-------- TEXT
Landing the Big One

Landing the Big One

Wednesday, January 12, 2005

More on Tsunami "Logistics Basics"

The Command Post writes on Banda Aceh Logistics Basics (Cross-referenced from A.E.Brain). The point -the same one I've been trying to make for days here- is that you can't fly enough stuff into the tsunami zone and ships are needed to do the (literally) heavy lifting.
But how are we to get the 10- and 20-tonne trucks in there? A C-130 can carry a 2.5 tonne truck, that's about all it has room for. More importantly, how are we to get the bulldozers, the diggers, the massive 40-tonne graders, and all the other really heavy roadbuilding paraphenalia there ASAP? There are 2 ways : use a USAF or RAF C-17A transport aircraft (the C-5B and AN-124s can't feasibly operate from the airfield with heavy loads), or by ship. And even the C-17s would have difficulty carrying in the heaviest gear, and likely couldn't carry a grader in on a runway that light. Moving in this infrastructure-building equipment in by air would disrupt, or rather, completely stop, the delivery of such "non-essential luxuries" as food and water that are the only things keeping tens of thousands of people alive.
----------------
-------- EXTRACTED DATA
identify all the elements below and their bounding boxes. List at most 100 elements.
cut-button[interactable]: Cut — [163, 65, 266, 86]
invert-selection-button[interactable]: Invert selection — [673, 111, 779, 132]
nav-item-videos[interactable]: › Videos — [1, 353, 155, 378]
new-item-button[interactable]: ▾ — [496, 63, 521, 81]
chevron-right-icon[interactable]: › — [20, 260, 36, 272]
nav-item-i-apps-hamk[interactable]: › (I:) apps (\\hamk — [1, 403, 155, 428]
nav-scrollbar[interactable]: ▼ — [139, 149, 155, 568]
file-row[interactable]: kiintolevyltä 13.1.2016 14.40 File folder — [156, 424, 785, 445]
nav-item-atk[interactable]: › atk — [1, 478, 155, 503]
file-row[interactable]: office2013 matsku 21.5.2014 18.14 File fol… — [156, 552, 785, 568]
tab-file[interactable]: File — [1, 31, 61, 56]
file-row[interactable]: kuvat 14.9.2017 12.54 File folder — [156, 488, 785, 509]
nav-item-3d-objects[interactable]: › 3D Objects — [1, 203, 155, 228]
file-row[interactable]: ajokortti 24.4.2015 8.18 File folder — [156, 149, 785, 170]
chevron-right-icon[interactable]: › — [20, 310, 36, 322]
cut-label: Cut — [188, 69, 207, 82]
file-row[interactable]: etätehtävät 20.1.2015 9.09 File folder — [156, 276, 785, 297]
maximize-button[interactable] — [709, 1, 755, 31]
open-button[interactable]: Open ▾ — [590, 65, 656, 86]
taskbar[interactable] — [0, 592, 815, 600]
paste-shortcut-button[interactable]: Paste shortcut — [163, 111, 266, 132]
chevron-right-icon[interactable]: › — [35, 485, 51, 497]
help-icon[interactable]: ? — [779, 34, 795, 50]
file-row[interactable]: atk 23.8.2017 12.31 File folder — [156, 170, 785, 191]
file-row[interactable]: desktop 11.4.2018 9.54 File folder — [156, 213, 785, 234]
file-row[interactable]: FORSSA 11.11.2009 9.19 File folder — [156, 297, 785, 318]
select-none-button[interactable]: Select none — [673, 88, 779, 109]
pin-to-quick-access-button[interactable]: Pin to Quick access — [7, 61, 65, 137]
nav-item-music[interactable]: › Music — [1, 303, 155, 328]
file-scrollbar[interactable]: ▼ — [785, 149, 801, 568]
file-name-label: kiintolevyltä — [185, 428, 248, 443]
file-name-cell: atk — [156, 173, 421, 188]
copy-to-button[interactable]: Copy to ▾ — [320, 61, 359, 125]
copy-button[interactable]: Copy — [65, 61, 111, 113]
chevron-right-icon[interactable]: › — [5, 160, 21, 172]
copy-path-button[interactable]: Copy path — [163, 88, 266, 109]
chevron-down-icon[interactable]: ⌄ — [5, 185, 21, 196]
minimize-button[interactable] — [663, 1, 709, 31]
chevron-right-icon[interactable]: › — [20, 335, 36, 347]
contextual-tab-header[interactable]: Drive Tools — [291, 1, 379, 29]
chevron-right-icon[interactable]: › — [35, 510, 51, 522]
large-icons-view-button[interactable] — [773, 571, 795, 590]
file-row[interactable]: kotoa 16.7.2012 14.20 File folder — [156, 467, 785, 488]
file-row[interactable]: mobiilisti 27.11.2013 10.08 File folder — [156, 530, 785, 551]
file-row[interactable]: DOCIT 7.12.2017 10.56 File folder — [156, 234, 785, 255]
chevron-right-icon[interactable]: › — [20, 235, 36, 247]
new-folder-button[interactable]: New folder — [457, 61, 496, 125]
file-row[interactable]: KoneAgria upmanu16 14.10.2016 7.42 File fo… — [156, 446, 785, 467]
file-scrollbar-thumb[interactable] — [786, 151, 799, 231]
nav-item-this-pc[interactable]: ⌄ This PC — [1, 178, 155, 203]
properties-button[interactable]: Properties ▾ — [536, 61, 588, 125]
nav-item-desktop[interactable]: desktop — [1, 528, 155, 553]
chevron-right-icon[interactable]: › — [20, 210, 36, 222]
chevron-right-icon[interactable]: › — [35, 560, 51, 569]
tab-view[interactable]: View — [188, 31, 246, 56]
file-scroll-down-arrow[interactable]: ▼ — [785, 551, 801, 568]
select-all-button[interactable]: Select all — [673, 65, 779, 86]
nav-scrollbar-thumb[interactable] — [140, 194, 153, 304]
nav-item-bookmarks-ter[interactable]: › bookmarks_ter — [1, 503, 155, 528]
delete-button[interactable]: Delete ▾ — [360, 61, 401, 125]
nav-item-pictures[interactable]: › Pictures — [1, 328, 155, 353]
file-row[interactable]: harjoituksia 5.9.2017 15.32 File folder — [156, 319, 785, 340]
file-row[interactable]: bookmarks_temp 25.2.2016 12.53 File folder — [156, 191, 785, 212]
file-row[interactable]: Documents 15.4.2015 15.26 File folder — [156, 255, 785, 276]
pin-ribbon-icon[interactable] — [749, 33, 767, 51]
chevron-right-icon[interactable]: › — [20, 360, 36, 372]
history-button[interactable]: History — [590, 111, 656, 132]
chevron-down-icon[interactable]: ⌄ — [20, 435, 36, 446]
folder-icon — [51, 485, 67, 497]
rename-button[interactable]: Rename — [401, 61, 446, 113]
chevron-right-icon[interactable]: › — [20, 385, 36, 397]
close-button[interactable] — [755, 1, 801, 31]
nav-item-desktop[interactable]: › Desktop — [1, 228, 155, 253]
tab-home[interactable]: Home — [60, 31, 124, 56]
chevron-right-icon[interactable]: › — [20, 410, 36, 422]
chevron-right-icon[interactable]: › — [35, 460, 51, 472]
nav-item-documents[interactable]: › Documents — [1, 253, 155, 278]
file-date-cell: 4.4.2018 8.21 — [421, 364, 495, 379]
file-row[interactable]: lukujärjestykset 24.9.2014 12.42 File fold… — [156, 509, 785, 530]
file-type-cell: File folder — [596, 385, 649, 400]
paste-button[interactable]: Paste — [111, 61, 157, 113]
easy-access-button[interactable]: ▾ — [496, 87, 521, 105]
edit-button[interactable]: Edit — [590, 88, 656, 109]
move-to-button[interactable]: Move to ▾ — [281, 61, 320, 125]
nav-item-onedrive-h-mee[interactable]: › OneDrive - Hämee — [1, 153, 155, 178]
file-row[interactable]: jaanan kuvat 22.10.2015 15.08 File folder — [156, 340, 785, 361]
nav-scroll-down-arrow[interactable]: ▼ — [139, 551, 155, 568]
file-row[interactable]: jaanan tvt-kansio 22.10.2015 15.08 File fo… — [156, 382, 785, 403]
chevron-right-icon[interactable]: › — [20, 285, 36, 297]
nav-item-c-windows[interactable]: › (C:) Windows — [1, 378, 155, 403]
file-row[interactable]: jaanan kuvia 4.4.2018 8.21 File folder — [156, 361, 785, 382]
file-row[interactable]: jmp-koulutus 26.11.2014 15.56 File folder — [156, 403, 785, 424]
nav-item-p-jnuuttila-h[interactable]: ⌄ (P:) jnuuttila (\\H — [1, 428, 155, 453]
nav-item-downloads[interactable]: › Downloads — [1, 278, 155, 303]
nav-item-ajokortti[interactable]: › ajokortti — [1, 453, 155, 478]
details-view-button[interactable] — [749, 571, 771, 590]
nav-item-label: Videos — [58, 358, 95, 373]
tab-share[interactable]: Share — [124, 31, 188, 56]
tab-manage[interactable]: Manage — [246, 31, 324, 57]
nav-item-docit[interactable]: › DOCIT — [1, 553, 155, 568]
----------------
[EXERCISES TO COMPLETE]
a) Update the tsunami logistics post from "The Command Post" through "(literally) heavy lifting.", replacing "tsunami zone" with "disaster area".
b) Take the tsunami logistics post further, continuing from its last sentence.
The data has no connection to the text.

[PER-TASK ANSWERS]
a)
The Command Post writes on Banda Aceh Logistics Basics (Cross-referenced from A.E.Brain). The point -the same one I've been trying to make for days here- is that you can't fly enough stuff into the disaster area and ships are needed to do the (literally) heavy lifting.

b)
Guess who's providing the ships? They're on their way, HMAS Kanimbla sailed just the other day for example. The US is providing a helluva lot more. The UN is providing, oh, approximately none.
The importance of this is brought home by this posting:
From the ABC (Australian Broadcasting Corporation) :
The United States military has stepped up its relief effort for victims of the tsunami in Indonesia.

For the first time, US marines have set foot in Meulaboh on Aceh's west coast, bringing much-needed supplies.

Just hours after a US helicopter crashed, suspending delivery of aid to the isolated town of Meulaboh, 300 marines arrived by hovercraft with water, rice, and timber.

More marines are expected to arrive in the next two days, along with engineers.

They will also bring heavy machinery to help rebuild the devastated town, which lost almost 30,000 of its residents.
Hovercraft? Probably LCACs from the Bonhomme Richard Amphibious Ready Group (ARG).


You want bulldozers moved to an island? The US Navy can do. Where are the UN chartered ships?

Update: My earlier posts on the need for ships and the ships being provided by the US: here, here, and here.